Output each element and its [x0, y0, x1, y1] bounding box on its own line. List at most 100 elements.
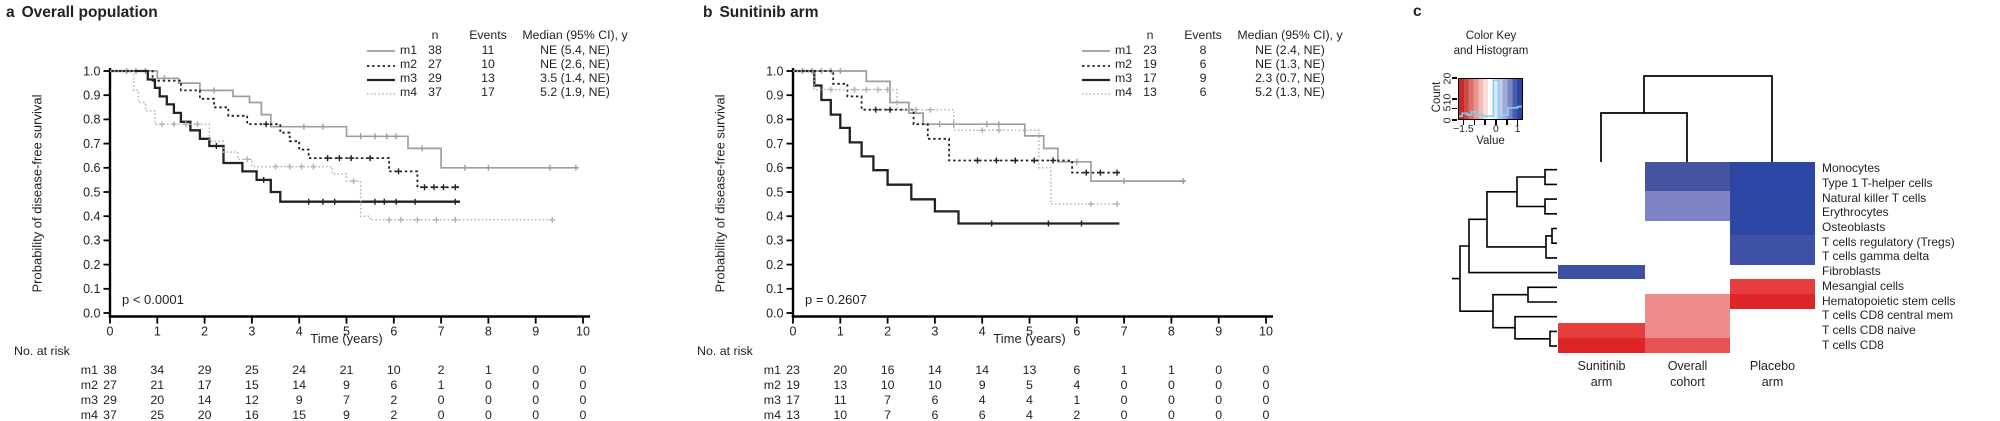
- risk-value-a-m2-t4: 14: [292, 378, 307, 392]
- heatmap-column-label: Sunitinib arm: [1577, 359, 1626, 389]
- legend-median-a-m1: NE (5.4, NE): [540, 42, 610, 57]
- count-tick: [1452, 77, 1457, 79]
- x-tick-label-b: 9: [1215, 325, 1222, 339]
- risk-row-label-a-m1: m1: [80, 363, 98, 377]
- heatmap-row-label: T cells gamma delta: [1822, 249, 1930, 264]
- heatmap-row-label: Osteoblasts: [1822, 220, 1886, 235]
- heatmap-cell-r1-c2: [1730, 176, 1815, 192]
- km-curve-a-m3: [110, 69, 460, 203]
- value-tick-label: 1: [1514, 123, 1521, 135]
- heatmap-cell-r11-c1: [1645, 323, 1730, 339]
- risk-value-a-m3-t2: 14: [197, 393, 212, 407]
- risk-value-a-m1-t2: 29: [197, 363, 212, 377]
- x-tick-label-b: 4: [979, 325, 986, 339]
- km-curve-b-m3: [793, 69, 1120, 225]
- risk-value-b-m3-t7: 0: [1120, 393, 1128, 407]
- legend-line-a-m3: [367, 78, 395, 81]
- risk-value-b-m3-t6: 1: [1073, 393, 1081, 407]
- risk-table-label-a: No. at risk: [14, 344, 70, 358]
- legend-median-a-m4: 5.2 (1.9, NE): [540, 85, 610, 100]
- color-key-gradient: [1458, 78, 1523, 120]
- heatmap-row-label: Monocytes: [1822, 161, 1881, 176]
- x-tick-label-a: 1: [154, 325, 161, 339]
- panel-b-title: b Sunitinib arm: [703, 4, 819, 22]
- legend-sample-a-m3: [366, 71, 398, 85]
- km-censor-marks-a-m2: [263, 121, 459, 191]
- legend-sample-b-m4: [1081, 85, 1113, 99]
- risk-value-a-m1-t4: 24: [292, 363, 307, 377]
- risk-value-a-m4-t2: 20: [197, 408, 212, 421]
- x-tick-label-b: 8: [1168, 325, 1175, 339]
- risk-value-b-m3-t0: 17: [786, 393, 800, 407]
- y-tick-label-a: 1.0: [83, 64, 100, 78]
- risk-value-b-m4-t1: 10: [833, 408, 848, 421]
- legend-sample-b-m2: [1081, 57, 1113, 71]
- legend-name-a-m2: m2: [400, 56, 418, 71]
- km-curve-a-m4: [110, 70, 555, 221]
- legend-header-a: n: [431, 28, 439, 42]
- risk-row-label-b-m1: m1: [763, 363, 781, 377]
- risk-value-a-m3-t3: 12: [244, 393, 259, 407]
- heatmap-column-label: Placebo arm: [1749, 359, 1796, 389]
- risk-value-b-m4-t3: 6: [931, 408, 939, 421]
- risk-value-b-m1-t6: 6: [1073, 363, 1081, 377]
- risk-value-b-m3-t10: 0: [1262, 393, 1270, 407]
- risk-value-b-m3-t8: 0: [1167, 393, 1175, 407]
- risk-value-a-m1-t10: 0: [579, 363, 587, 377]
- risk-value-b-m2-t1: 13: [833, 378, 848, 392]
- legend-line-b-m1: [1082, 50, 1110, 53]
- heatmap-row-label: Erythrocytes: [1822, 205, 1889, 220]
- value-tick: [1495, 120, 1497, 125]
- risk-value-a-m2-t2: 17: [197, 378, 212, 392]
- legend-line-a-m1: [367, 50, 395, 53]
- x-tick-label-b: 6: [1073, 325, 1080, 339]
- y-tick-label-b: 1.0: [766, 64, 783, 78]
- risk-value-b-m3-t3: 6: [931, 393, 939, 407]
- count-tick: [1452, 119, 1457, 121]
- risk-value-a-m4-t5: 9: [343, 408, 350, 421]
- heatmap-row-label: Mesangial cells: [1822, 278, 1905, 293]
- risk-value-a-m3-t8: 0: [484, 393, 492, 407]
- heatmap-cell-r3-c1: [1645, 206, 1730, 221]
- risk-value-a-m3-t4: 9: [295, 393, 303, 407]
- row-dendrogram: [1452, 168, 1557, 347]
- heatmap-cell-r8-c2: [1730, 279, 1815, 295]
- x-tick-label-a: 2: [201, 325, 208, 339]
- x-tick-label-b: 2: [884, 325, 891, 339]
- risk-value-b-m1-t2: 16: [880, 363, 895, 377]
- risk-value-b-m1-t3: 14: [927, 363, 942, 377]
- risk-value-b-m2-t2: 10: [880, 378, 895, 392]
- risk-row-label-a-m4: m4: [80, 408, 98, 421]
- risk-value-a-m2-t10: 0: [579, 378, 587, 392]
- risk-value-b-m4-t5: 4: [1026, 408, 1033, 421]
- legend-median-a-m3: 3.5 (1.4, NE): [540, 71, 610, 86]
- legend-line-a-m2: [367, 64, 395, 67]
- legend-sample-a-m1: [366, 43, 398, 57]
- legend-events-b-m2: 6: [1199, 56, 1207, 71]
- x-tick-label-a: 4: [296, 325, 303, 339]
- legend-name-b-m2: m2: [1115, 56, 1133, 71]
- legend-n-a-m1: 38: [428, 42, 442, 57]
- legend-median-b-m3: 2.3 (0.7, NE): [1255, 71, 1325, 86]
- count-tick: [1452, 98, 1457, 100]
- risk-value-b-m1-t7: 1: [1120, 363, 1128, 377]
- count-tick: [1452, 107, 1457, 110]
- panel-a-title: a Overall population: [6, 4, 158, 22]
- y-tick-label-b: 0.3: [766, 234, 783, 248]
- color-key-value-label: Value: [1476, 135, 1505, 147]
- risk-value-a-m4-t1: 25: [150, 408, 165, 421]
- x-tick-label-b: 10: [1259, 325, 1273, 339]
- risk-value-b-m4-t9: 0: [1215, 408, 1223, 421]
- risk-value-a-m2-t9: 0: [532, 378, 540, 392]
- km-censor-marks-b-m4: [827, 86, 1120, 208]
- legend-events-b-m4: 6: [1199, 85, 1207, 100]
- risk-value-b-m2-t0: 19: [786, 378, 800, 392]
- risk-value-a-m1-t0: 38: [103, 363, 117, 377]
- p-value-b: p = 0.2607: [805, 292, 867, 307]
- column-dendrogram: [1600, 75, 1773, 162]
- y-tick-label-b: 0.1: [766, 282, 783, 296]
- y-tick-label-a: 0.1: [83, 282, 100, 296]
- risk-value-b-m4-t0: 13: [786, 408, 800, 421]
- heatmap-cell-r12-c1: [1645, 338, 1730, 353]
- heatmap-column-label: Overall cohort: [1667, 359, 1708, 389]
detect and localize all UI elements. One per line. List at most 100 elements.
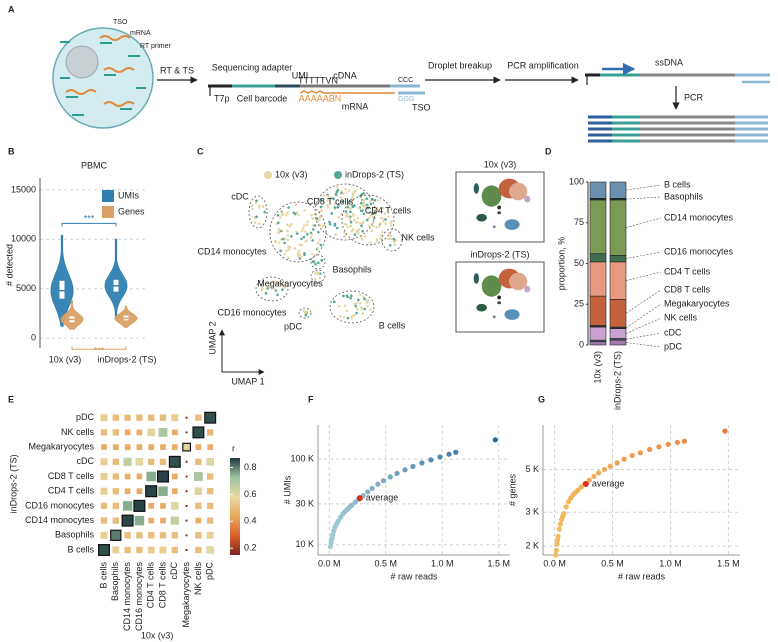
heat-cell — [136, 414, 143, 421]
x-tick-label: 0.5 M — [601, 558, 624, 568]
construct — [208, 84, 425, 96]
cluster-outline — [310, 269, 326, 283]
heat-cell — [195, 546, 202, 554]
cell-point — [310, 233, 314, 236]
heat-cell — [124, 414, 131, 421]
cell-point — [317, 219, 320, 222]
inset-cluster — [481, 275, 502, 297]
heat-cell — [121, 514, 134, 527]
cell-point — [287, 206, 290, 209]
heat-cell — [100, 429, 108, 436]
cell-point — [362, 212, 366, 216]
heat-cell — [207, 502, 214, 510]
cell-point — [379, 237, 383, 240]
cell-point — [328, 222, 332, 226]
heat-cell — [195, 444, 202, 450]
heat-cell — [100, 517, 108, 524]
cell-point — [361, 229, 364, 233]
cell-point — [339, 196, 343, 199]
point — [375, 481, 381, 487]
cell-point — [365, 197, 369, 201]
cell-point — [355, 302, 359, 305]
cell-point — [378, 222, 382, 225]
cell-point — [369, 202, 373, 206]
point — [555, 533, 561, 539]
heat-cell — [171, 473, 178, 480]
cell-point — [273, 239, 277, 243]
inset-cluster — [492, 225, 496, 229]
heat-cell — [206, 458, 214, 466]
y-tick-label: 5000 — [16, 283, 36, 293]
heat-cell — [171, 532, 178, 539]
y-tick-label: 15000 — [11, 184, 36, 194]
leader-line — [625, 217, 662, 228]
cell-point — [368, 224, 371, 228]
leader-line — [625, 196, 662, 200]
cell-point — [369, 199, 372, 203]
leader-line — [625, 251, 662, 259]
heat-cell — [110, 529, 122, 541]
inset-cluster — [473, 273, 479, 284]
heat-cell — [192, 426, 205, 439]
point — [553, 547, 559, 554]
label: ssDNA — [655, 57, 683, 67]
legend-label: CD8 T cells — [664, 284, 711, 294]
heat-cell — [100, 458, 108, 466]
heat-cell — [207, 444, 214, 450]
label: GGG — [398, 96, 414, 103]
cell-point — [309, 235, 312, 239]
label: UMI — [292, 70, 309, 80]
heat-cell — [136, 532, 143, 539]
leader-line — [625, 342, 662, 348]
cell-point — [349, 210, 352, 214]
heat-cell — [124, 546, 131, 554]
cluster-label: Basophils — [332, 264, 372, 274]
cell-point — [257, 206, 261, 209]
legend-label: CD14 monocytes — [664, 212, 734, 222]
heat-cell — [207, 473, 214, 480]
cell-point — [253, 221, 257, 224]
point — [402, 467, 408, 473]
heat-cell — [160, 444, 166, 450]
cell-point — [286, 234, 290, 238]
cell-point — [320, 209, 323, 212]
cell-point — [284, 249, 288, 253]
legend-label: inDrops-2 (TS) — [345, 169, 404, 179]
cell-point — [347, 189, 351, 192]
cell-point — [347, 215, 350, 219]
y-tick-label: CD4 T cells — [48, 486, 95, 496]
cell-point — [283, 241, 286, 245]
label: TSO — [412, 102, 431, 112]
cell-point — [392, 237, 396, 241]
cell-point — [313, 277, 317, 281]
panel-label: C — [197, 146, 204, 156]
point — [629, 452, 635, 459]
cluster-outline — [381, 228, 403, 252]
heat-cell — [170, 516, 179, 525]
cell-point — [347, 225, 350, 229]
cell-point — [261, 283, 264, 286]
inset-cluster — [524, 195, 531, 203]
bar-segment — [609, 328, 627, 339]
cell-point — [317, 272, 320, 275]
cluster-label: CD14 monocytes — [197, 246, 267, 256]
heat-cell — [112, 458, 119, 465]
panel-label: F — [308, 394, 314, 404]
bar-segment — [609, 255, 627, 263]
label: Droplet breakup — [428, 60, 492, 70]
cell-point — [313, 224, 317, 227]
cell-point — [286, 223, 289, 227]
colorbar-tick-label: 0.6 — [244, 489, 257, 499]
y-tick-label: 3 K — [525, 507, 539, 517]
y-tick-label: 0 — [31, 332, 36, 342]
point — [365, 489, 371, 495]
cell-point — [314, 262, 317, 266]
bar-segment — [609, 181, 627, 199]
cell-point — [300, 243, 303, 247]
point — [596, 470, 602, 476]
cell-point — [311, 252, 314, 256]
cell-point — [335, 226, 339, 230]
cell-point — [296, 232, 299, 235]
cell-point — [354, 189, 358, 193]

### What is needed
Every line above that holds "inset" should be copied out.

### Output of the task
inset-cluster — [481, 275, 502, 297]
inset-cluster — [492, 225, 496, 229]
inset-cluster — [473, 273, 479, 284]
inset-cluster — [524, 195, 531, 203]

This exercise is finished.